> _WORK TO COMPLETE_
Look through the data below. Show each line where the string "CASSE" occurs.

Dataset items
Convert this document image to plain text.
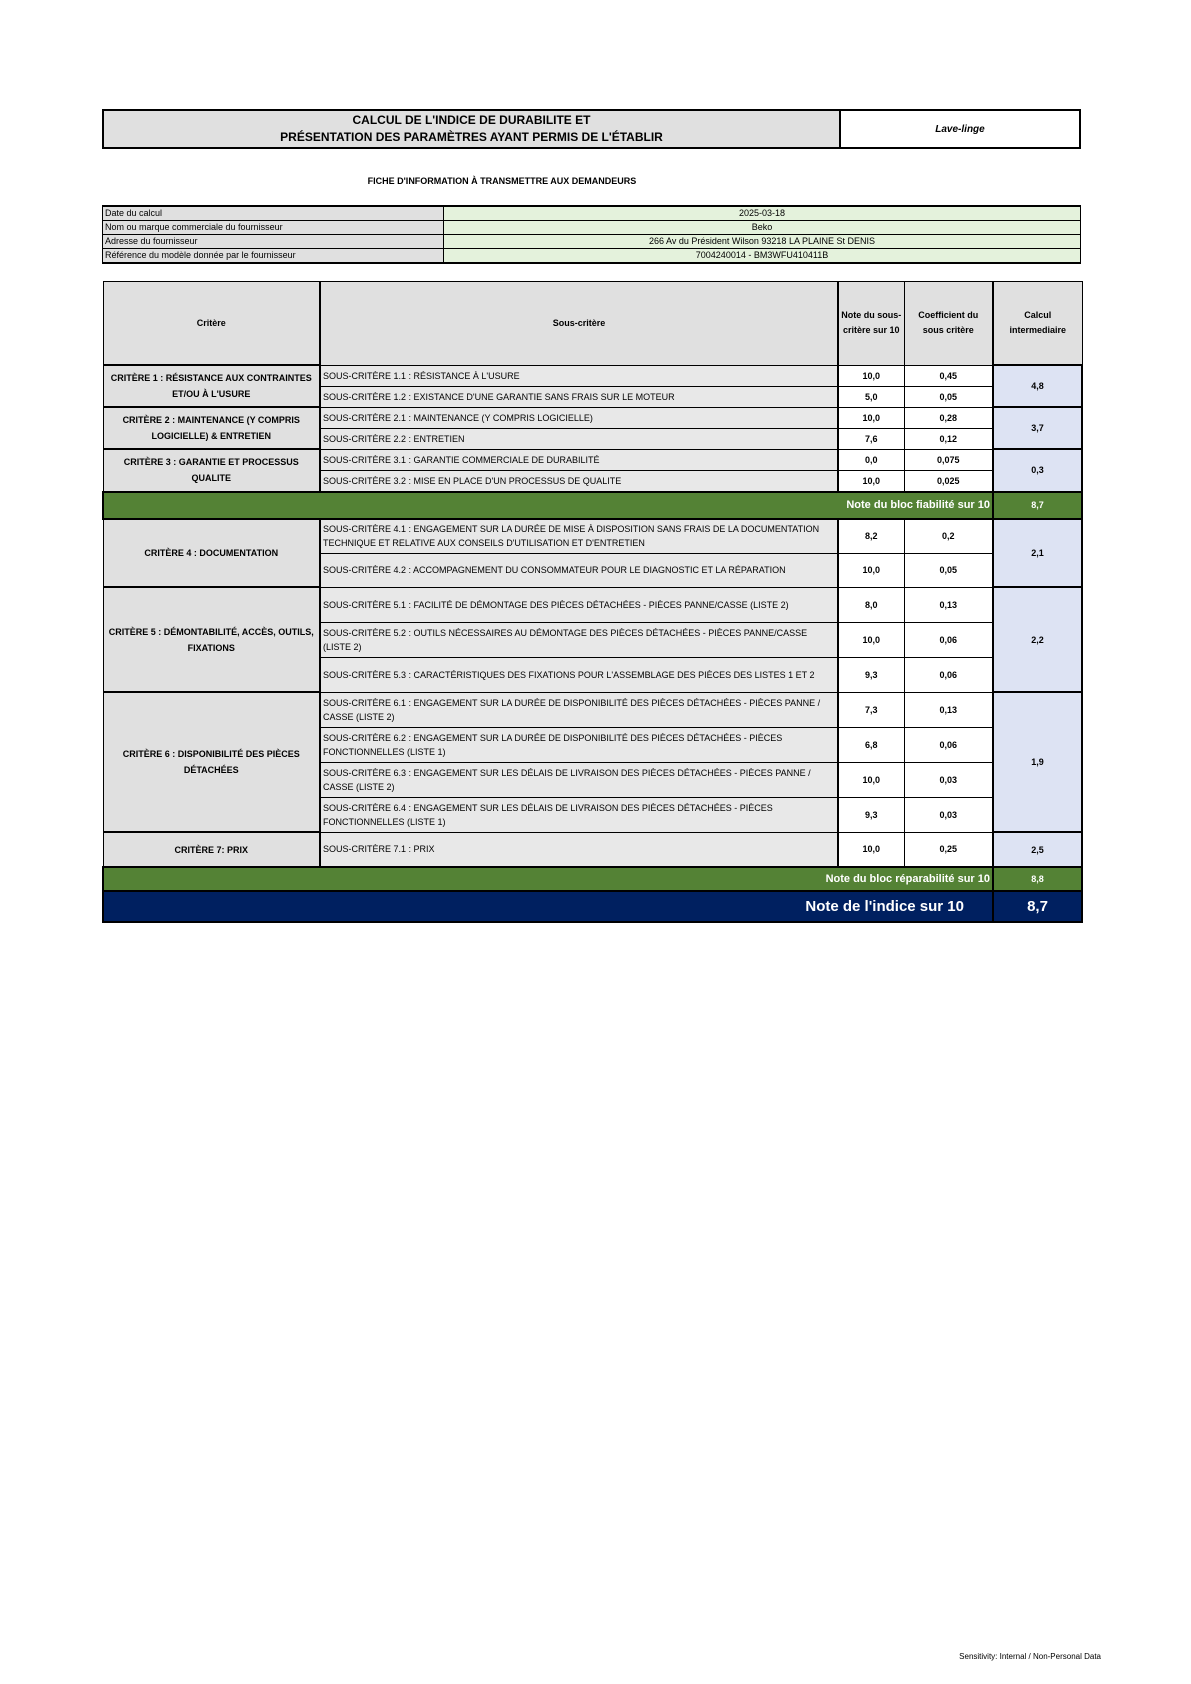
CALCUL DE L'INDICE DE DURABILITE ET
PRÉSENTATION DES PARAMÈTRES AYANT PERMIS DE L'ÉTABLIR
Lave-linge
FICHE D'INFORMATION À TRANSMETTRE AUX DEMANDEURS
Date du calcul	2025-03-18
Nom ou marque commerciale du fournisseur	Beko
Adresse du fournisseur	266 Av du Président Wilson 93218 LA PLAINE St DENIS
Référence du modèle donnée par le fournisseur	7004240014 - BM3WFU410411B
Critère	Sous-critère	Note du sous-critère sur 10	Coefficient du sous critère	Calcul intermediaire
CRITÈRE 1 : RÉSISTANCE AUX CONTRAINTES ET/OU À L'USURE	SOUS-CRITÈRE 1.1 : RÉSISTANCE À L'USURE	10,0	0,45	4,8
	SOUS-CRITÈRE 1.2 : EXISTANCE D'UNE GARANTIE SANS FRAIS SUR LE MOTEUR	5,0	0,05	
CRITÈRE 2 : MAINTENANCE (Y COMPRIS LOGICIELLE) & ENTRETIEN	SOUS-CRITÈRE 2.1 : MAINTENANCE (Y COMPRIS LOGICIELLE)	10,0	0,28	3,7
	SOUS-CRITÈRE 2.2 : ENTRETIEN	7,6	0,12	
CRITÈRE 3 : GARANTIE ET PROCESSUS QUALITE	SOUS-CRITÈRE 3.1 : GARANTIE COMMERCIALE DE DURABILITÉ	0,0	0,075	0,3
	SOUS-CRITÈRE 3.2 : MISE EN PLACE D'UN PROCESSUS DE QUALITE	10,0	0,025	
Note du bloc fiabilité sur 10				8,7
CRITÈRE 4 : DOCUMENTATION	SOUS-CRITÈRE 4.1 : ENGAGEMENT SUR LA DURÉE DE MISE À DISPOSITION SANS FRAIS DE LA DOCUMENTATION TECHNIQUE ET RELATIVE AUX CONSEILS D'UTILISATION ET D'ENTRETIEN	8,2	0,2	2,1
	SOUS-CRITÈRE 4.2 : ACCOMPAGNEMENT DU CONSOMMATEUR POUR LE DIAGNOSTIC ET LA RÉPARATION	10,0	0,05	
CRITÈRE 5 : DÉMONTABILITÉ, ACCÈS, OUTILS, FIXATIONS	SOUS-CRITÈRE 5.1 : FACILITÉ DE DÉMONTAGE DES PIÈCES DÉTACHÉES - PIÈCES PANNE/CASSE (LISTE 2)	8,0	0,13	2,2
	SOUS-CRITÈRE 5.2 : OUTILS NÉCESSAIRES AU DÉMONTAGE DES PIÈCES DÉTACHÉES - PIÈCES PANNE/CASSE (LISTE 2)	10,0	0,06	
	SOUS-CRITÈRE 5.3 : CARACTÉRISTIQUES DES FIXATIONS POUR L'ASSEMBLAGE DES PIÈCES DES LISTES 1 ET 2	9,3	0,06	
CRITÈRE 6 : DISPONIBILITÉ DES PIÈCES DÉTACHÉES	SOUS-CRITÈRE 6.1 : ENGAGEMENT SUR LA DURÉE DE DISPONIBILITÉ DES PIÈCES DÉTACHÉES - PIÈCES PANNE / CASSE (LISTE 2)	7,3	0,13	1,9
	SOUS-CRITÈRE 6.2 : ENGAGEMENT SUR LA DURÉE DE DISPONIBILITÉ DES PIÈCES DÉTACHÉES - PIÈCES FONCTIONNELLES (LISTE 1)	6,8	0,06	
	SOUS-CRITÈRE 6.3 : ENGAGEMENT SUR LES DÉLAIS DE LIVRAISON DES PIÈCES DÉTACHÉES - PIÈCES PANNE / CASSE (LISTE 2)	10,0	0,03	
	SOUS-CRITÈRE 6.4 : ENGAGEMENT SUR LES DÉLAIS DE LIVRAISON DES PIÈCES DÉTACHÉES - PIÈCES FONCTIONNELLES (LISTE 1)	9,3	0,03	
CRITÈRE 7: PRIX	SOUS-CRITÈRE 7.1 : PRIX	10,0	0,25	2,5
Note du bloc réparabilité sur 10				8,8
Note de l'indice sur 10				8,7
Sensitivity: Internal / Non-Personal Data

> _COMPLETED EXERCISE_
CRITÈRE 5 : DÉMONTABILITÉ, ACCÈS, OUTILS, FIXATIONS	SOUS-CRITÈRE 5.1 : FACILITÉ DE DÉMONTAGE DES PIÈCES DÉTACHÉES - PIÈCES PANNE/CASSE (LISTE 2)	8,0	0,13	2,2
	SOUS-CRITÈRE 5.2 : OUTILS NÉCESSAIRES AU DÉMONTAGE DES PIÈCES DÉTACHÉES - PIÈCES PANNE/CASSE (LISTE 2)	10,0	0,06	
CRITÈRE 6 : DISPONIBILITÉ DES PIÈCES DÉTACHÉES	SOUS-CRITÈRE 6.1 : ENGAGEMENT SUR LA DURÉE DE DISPONIBILITÉ DES PIÈCES DÉTACHÉES - PIÈCES PANNE / CASSE (LISTE 2)	7,3	0,13	1,9
	SOUS-CRITÈRE 6.3 : ENGAGEMENT SUR LES DÉLAIS DE LIVRAISON DES PIÈCES DÉTACHÉES - PIÈCES PANNE / CASSE (LISTE 2)	10,0	0,03	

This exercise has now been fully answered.